Supplied entries:
---

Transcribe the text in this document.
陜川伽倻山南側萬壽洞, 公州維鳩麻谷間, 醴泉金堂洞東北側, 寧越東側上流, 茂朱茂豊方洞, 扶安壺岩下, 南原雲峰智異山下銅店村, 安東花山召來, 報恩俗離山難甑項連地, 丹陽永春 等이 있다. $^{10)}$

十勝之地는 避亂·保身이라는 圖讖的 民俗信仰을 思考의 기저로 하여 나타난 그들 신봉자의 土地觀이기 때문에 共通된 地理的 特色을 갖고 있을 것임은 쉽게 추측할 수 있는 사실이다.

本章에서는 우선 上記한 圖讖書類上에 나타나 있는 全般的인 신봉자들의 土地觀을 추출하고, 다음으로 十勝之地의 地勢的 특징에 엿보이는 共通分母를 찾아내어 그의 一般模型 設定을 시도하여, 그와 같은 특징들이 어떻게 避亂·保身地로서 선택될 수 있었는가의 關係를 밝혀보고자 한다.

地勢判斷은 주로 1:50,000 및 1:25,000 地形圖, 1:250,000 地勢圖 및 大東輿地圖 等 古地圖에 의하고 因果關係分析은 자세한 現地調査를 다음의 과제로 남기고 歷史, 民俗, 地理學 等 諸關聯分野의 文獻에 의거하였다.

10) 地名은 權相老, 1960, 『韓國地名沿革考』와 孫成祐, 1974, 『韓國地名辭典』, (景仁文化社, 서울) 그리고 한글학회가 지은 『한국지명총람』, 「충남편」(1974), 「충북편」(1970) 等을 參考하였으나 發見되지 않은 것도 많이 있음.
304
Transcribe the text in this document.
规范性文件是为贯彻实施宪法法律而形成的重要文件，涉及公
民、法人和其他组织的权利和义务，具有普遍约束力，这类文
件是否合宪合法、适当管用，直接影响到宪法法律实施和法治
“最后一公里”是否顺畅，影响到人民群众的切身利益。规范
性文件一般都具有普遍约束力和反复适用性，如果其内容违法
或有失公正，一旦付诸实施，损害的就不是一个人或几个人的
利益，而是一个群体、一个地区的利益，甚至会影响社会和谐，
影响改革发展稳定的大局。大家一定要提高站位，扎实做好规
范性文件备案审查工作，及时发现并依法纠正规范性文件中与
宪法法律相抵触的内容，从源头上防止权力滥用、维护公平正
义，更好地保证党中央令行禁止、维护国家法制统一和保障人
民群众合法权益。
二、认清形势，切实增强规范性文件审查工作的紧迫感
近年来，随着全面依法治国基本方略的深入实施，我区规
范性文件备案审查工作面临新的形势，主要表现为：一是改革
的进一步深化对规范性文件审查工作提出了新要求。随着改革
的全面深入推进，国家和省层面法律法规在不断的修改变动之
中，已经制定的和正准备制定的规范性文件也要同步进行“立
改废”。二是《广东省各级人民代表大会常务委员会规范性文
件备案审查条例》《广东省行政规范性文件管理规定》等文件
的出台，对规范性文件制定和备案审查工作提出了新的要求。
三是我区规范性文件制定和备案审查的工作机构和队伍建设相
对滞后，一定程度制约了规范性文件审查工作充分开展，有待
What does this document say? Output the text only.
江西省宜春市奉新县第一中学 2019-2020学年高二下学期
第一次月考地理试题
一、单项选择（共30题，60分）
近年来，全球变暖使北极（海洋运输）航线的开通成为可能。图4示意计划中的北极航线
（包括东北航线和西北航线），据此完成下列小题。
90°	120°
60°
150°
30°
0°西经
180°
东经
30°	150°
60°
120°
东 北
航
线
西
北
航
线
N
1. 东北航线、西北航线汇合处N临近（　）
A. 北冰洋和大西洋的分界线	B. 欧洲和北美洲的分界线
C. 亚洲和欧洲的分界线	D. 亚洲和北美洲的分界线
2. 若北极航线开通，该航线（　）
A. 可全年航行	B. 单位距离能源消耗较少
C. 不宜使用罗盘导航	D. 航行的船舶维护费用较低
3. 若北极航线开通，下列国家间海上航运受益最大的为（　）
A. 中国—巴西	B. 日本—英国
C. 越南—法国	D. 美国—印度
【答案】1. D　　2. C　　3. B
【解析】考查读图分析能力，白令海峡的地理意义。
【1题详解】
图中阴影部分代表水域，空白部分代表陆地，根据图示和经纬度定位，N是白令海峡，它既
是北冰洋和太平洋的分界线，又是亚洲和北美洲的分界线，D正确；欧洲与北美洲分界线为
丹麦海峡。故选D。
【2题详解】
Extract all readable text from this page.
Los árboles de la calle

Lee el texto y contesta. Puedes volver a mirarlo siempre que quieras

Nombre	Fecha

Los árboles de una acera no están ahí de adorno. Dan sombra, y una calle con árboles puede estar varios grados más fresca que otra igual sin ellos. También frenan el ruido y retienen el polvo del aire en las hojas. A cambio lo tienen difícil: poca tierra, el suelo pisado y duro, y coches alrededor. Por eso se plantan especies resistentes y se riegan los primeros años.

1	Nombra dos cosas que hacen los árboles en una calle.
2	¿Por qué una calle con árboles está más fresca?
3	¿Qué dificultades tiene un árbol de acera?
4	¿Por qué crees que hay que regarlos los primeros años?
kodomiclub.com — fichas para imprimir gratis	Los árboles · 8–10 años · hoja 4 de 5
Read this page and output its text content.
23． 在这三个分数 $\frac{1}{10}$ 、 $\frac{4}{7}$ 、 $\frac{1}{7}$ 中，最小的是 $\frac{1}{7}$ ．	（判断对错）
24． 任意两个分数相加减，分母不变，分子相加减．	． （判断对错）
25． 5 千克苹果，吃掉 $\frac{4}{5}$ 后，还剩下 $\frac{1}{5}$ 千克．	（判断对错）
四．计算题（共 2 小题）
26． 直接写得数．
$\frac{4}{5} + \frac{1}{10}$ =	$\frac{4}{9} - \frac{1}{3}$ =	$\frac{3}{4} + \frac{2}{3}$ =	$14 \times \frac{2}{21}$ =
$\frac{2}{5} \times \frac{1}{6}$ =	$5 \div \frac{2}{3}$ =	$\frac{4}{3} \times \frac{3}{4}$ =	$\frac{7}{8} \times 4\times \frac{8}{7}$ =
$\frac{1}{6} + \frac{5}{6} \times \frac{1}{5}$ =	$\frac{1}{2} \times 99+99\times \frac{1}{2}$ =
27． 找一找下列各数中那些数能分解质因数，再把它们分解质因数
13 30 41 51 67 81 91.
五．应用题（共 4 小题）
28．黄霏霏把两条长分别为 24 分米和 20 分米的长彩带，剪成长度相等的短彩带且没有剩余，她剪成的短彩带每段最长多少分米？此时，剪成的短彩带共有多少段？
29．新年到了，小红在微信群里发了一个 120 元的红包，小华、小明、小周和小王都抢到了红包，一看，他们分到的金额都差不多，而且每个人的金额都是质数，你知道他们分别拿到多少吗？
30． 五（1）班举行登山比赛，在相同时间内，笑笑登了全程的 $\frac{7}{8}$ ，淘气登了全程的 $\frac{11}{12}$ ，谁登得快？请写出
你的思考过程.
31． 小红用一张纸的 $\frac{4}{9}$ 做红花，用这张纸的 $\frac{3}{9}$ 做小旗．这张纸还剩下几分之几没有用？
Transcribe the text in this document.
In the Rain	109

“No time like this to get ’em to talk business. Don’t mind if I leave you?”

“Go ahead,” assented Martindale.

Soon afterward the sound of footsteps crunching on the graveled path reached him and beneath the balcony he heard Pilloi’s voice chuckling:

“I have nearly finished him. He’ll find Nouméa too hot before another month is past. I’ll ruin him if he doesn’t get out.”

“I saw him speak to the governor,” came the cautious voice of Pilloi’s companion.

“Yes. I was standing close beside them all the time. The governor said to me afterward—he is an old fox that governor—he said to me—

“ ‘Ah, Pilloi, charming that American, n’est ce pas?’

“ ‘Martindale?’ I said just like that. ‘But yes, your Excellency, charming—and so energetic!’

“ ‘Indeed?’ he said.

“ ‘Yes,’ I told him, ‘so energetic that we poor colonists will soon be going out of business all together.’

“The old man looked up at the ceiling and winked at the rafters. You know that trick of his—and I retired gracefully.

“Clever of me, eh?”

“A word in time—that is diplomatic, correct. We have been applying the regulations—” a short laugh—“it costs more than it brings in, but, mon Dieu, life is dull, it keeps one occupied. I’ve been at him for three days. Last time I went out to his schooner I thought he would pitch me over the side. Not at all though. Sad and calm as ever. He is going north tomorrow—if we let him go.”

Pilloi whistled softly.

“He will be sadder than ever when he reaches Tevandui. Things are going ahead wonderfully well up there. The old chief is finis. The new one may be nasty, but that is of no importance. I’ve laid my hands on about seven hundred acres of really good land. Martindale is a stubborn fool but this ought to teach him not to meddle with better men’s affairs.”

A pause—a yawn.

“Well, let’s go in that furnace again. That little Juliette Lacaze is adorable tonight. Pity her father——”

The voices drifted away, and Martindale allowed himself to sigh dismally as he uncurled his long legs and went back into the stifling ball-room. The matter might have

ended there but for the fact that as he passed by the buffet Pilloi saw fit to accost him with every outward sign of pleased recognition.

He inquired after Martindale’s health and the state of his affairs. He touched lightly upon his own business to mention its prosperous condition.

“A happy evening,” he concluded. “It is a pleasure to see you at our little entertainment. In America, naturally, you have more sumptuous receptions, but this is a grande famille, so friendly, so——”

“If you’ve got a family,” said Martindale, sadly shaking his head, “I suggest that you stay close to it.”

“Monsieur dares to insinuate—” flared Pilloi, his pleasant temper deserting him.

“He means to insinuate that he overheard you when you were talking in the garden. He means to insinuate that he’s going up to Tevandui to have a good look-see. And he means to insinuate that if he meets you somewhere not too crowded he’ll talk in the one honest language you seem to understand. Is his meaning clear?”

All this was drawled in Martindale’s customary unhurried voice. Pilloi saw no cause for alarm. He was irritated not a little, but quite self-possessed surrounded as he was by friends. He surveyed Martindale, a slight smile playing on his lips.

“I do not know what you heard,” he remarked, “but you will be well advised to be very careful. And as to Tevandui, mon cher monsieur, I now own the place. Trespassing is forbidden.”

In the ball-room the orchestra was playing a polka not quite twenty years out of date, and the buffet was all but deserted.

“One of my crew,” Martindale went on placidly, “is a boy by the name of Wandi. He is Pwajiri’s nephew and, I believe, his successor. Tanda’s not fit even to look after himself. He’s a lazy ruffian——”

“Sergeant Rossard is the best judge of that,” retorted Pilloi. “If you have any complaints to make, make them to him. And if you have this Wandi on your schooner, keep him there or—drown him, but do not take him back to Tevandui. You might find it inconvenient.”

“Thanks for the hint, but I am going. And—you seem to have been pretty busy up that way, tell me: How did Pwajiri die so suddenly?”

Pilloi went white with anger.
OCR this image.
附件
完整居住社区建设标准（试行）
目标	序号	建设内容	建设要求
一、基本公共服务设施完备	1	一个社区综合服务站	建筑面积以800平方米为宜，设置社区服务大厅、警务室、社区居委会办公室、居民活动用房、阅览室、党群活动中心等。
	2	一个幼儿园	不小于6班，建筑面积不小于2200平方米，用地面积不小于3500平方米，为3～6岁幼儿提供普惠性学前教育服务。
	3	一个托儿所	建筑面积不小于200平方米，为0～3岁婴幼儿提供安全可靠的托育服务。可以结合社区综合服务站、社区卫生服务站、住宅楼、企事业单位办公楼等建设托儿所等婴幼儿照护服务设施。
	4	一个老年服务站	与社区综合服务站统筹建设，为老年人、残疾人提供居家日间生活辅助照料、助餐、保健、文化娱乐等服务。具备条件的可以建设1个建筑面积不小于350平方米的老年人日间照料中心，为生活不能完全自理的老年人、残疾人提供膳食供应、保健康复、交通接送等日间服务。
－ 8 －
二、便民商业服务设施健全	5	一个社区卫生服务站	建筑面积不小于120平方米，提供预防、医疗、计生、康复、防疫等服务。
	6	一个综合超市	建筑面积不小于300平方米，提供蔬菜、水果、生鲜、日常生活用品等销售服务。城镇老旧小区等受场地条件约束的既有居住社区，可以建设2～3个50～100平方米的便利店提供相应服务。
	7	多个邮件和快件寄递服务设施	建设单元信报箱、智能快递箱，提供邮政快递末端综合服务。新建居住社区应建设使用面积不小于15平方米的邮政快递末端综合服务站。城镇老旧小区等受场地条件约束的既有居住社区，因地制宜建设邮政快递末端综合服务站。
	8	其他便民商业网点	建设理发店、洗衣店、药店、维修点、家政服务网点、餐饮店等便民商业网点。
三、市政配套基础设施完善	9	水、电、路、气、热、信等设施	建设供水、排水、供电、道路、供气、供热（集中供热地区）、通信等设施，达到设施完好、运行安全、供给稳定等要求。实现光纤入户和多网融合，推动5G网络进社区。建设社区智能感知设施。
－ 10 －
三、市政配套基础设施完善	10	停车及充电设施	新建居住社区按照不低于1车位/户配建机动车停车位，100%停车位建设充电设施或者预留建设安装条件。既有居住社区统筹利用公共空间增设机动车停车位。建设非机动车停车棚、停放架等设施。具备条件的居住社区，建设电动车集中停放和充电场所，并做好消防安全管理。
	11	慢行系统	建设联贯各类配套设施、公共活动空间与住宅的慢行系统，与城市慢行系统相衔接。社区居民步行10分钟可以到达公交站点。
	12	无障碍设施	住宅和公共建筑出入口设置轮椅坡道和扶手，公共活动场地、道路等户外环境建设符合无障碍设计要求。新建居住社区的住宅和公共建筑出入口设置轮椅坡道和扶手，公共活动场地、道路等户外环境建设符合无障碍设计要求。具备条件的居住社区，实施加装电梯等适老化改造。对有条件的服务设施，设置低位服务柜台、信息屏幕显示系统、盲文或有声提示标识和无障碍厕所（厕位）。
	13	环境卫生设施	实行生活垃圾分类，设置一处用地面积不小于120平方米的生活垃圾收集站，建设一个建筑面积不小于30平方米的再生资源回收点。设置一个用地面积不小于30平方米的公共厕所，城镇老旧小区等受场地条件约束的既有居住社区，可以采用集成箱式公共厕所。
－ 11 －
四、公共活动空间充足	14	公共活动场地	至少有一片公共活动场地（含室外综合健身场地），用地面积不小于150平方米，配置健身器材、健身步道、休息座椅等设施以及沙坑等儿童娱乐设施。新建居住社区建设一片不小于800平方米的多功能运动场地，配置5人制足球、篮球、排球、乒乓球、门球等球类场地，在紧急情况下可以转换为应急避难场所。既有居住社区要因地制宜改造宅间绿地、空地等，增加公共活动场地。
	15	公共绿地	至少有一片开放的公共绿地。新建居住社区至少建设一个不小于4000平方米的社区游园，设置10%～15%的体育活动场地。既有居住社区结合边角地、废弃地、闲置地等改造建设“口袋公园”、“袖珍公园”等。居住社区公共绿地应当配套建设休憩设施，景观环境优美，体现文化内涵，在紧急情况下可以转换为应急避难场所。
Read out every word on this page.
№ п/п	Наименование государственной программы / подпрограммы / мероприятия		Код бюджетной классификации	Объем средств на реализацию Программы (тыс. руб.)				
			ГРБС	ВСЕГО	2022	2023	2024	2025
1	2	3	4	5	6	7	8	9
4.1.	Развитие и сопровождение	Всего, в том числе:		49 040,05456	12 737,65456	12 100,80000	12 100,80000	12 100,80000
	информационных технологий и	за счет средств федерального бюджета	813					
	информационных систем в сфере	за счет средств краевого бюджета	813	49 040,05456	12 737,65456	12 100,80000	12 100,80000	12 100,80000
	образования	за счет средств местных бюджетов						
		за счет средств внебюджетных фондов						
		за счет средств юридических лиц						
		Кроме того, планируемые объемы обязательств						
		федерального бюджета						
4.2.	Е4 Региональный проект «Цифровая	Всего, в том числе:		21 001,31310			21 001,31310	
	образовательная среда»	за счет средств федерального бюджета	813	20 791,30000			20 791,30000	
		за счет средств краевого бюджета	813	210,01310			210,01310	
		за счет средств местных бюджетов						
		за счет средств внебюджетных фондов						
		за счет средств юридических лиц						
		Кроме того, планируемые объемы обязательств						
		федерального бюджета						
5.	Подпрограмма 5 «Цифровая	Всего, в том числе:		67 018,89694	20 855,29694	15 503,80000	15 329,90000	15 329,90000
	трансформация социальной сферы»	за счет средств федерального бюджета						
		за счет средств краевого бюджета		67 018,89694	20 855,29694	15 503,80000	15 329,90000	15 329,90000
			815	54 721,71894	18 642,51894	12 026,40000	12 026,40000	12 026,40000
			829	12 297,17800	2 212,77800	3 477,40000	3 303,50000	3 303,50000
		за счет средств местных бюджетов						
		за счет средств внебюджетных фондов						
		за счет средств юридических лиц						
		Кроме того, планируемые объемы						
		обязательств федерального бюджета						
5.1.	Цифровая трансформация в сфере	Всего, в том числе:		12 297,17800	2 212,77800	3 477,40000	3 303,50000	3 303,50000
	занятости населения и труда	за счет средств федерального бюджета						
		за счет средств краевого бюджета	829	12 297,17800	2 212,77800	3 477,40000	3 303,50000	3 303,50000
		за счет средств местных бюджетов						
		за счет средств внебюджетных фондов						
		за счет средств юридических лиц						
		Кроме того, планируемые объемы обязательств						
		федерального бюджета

---

Which lines include the word "find"? List them all.

Answer in full:
“I have nearly finished him. He’ll find Nouméa too hot before another month is past. I’ll ruin him if he doesn’t get out.”
“Sergeant Rossard is the best judge of that,” retorted Pilloi. “If you have any complaints to make, make them to him. And if you have this Wandi on your schooner, keep him there or—drown him, but do not take him back to Tevandui. You might find it inconvenient.”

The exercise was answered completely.